Set problem: Skip every picture and transcribe the remaining material exactly.

Saved entries
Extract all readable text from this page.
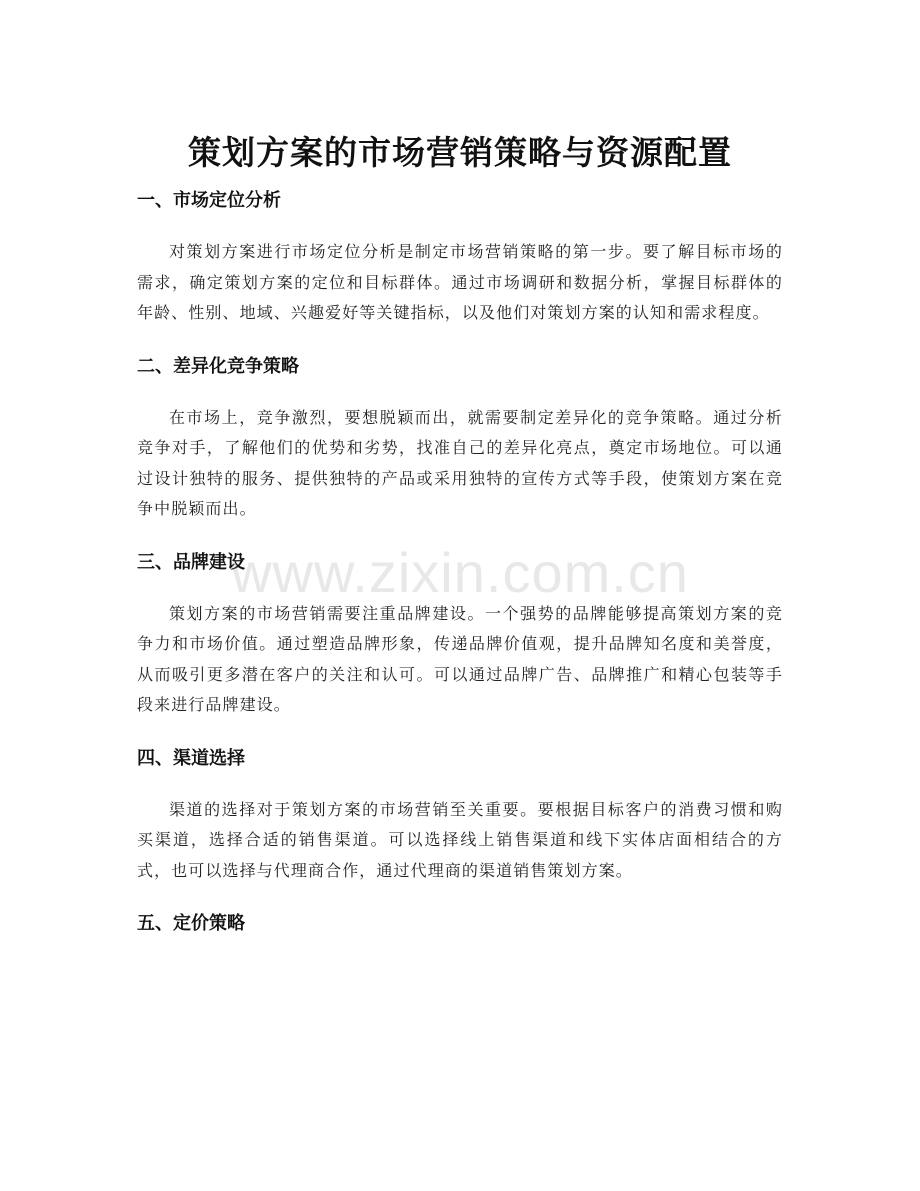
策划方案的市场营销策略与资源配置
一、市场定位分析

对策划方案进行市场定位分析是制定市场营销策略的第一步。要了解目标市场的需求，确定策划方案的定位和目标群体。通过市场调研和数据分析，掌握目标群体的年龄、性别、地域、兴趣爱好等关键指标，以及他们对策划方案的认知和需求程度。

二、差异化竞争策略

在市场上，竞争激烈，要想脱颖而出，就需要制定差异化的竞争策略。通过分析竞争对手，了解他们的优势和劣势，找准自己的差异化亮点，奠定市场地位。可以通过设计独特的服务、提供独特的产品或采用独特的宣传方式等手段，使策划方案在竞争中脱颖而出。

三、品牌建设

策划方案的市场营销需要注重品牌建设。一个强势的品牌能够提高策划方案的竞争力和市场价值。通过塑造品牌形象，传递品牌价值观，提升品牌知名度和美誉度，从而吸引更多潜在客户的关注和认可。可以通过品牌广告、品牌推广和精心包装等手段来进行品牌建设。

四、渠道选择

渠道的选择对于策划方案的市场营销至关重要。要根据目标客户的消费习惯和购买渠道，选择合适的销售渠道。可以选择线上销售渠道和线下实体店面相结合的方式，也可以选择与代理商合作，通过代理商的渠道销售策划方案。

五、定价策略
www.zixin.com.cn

Exercise solution:
Extract all readable text from this page.
策划方案的市场营销策略与资源配置
一、市场定位分析

对策划方案进行市场定位分析是制定市场营销策略的第一步。要了解目标市场的需求，确定策划方案的定位和目标群体。通过市场调研和数据分析，掌握目标群体的年龄、性别、地域、兴趣爱好等关键指标，以及他们对策划方案的认知和需求程度。

二、差异化竞争策略

在市场上，竞争激烈，要想脱颖而出，就需要制定差异化的竞争策略。通过分析竞争对手，了解他们的优势和劣势，找准自己的差异化亮点，奠定市场地位。可以通过设计独特的服务、提供独特的产品或采用独特的宣传方式等手段，使策划方案在竞争中脱颖而出。

三、品牌建设

策划方案的市场营销需要注重品牌建设。一个强势的品牌能够提高策划方案的竞争力和市场价值。通过塑造品牌形象，传递品牌价值观，提升品牌知名度和美誉度，从而吸引更多潜在客户的关注和认可。可以通过品牌广告、品牌推广和精心包装等手段来进行品牌建设。

四、渠道选择

渠道的选择对于策划方案的市场营销至关重要。要根据目标客户的消费习惯和购买渠道，选择合适的销售渠道。可以选择线上销售渠道和线下实体店面相结合的方式，也可以选择与代理商合作，通过代理商的渠道销售策划方案。

五、定价策略
www.zixin.com.cn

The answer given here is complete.